>> Begin Supplied records
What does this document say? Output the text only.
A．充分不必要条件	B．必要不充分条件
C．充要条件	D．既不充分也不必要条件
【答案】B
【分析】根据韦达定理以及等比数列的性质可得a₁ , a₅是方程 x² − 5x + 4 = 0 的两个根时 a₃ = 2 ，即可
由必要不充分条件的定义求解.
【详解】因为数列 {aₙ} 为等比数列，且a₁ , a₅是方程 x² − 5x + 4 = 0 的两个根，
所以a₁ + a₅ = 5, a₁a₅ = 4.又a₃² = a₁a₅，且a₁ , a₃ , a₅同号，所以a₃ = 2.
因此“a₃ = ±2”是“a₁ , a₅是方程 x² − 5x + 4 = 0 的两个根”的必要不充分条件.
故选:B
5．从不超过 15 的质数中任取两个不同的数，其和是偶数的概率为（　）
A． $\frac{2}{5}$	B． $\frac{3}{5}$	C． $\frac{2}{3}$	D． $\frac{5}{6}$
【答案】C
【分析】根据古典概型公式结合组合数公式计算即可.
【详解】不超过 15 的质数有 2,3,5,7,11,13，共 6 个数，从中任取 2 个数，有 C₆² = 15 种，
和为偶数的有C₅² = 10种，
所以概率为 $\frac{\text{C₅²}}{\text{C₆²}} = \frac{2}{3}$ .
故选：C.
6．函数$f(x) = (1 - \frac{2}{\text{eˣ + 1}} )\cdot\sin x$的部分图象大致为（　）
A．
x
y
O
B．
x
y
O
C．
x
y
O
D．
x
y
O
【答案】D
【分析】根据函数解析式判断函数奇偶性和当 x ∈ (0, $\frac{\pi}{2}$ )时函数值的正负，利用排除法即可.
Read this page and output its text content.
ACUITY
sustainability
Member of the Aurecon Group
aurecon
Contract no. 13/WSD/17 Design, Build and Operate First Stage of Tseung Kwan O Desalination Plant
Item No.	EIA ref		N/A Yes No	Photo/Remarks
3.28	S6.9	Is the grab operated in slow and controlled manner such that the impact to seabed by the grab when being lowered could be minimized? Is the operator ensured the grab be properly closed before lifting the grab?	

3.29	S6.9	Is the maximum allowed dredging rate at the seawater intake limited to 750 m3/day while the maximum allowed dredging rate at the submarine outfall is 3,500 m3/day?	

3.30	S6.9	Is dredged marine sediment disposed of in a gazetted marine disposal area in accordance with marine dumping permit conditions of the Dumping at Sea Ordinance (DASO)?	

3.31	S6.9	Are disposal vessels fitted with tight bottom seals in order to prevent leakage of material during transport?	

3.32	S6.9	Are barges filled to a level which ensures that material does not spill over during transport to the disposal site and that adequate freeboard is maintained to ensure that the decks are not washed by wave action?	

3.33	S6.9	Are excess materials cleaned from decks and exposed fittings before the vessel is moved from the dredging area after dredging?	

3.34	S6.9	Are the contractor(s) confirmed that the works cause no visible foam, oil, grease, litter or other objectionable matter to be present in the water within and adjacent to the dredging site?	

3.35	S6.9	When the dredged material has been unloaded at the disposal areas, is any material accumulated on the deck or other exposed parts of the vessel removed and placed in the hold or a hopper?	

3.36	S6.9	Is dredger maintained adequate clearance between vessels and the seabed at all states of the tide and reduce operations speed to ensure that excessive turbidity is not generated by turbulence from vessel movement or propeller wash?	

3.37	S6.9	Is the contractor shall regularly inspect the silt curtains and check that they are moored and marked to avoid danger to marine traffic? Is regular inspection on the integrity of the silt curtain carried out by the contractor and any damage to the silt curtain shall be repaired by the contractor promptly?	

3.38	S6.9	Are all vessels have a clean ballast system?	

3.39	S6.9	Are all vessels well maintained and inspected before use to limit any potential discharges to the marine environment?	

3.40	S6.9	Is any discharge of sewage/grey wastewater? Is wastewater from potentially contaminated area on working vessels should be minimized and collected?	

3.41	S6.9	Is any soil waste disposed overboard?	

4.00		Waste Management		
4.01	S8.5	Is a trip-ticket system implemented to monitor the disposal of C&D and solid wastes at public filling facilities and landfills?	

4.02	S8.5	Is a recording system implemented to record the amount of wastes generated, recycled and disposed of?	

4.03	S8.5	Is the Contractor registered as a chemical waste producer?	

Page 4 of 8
>> End Supplied records
What the exercise asks:
Look through the entries above and list every line containing "implemented".

Full response:
4.01	S8.5	Is a trip-ticket system implemented to monitor the disposal of C&D and solid wastes at public filling facilities and landfills?	
4.02	S8.5	Is a recording system implemented to record the amount of wastes generated, recycled and disposed of?	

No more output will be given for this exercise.